What is expected: Write the next part of the account of weaning a fire eel off live nightcrawlers, starting right after its final sentence.

----- Excerpt to read

I purchased a fire eel which, like many, went on a hunger strike for a while once I brought it home. About a week. This eel started in a 10 gallon tank with a tiny flagtail, a bristlenose pleco, and a reedfish so I could get it used to being fed before adding it to the larger, more heavily stocked tank. Once I finally got it eating again, I realized it had no interest in blood worms or market shrimp. Two things I fed previous fire eels. Even though this is what the tank mates were eating already. No influence from other fish in the tank. I was forced to feed live nightcrawlers as it would not accept any frozen food or pellets. I knew I did not want to rely on live food the entire life of this eel, so a transition to frozen food was a must for me.



I realized in order to transition the eel onto other food sources, I’d have to bump up its feeding response. I developed a few steps in my head to make the transition despite how stubborn the eel was.

Step 1- increase feeding response

Step 2- trick the eel to eat different food

Step 3- full transition to the new food source



026BC299-CF00-4F54-AD00-0D8407A88086.jpeg
1EE43DB7-5ABA-4C9D-8944-A33FD1444234.jpeg

I began hand feeding the eel small pieces of nightcrawler that were still moving to entice the eel to eat. As time went on, the eel began to associate my hand with feeding. It came up to the surface of the water when I would approach the tank and took nightcrawlers from my hand with great enthusiasm. Eventually, moving or not, the eel would slurp the worms up like a vacuum right from my hands. Step 1 success.

----------
----- Dataset extract

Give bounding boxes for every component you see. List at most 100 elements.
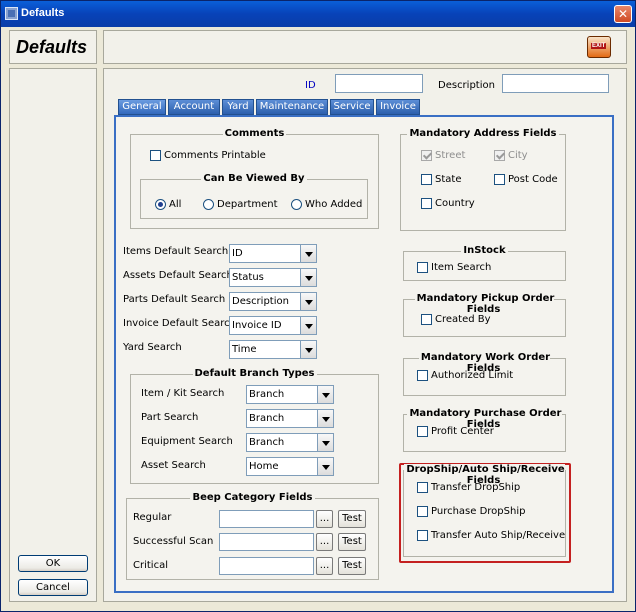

----------

Response:
Now that the eel was seeking out food from the water’s surface every time I came near the tank, I decided to proceed with step 2. I cut a sliver of market shrimp (my next target food) the size of the nightcrawler pieces I had been using. I approached the tank and received the same enthusiasm as usual, but as soon as the shrimp touched the water, the eel swam away. This happened every time I tried to offer shrimp. Admittedly, I was still regularly offering chunks of nightcrawler when the shrimp was refused. I recognized I’d have to try a bit harder to trick the eel into accepting the shrimp.

I began wiggling the shrimp slices in the water and got a little better response, but no bite. As I continued this, the eel lost even more interest.

Now I needed to fool the senses. Color, texture, smell, and taste were all off so I had to make the shrimp more worm like. I started working backward to make the WORM more SHRIMP like. I would start by thawing the shrimp in a small cup of water along with the pieces of worm. The worms began to take on the flavor of the “shrimp juice.” When offered, the eel reluctantly took the nightcrawlers soaked in worm juice, but feeding response increased after a short time. Now the eel was eating worm, but it had the taste of shrimp. My thought was the longer the eel ate worm with shrimp flavor, the more it would recognize shrimp as a familiar food source.

Convinced that success was near, I tried offering only the pieces of shrimp that were soaked with the worms. My fire eel, once again, proved to be more stubborn, and swam away from the shrimp cuts.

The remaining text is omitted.